- _AIM OF THE TASK_
Return the records in full, exactly as given.

- _EXCERPTED RECORDS_
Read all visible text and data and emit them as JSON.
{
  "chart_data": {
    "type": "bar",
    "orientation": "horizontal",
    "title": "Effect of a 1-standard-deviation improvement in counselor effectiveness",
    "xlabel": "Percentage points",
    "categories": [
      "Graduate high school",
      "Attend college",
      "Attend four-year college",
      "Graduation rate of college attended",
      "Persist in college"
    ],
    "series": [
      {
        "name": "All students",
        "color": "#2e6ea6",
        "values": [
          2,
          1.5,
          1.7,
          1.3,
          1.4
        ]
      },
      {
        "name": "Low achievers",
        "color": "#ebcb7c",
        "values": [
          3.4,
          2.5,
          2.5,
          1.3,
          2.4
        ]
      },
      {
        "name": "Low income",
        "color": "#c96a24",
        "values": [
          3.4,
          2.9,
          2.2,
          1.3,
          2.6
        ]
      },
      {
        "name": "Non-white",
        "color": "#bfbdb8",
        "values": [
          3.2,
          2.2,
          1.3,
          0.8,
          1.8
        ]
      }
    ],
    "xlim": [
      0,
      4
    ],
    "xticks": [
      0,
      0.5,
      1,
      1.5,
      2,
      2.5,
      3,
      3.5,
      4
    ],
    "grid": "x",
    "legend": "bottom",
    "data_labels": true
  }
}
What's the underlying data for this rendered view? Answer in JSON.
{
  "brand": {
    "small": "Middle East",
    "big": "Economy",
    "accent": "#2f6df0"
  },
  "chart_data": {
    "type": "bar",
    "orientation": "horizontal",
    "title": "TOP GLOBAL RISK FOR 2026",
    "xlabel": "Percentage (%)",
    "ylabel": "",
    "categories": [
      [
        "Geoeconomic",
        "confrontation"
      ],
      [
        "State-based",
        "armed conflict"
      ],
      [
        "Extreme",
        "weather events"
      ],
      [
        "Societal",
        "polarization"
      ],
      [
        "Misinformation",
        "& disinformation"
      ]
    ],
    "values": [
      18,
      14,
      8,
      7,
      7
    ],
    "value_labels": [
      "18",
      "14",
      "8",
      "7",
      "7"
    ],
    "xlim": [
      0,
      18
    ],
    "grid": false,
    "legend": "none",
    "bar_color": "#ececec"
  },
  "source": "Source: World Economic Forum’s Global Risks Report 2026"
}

- _FINAL ANSWER_
Read all visible text and data and emit them as JSON.
{
  "chart_data": {
    "type": "bar",
    "orientation": "horizontal",
    "title": "Effect of a 1-standard-deviation improvement in counselor effectiveness",
    "xlabel": "Percentage points",
    "categories": [
      "Graduate high school",
      "Attend college",
      "Attend four-year college",
      "Graduation rate of college attended",
      "Persist in college"
    ],
    "series": [
      {
        "name": "All students",
        "color": "#2e6ea6",
        "values": [
          2,
          1.5,
          1.7,
          1.3,
          1.4
        ]
      },
      {
        "name": "Low achievers",
        "color": "#ebcb7c",
        "values": [
          3.4,
          2.5,
          2.5,
          1.3,
          2.4
        ]
      },
      {
        "name": "Low income",
        "color": "#c96a24",
        "values": [
          3.4,
          2.9,
          2.2,
          1.3,
          2.6
        ]
      },
      {
        "name": "Non-white",
        "color": "#bfbdb8",
        "values": [
          3.2,
          2.2,
          1.3,
          0.8,
          1.8
        ]
      }
    ],
    "xlim": [
      0,
      4
    ],
    "xticks": [
      0,
      0.5,
      1,
      1.5,
      2,
      2.5,
      3,
      3.5,
      4
    ],
    "grid": "x",
    "legend": "bottom",
    "data_labels": true
  }
}
What's the underlying data for this rendered view? Answer in JSON.
{
  "brand": {
    "small": "Middle East",
    "big": "Economy",
    "accent": "#2f6df0"
  },
  "chart_data": {
    "type": "bar",
    "orientation": "horizontal",
    "title": "TOP GLOBAL RISK FOR 2026",
    "xlabel": "Percentage (%)",
    "ylabel": "",
    "categories": [
      [
        "Geoeconomic",
        "confrontation"
      ],
      [
        "State-based",
        "armed conflict"
      ],
      [
        "Extreme",
        "weather events"
      ],
      [
        "Societal",
        "polarization"
      ],
      [
        "Misinformation",
        "& disinformation"
      ]
    ],
    "values": [
      18,
      14,
      8,
      7,
      7
    ],
    "value_labels": [
      "18",
      "14",
      "8",
      "7",
      "7"
    ],
    "xlim": [
      0,
      18
    ],
    "grid": false,
    "legend": "none",
    "bar_color": "#ececec"
  },
  "source": "Source: World Economic Forum’s Global Risks Report 2026"
}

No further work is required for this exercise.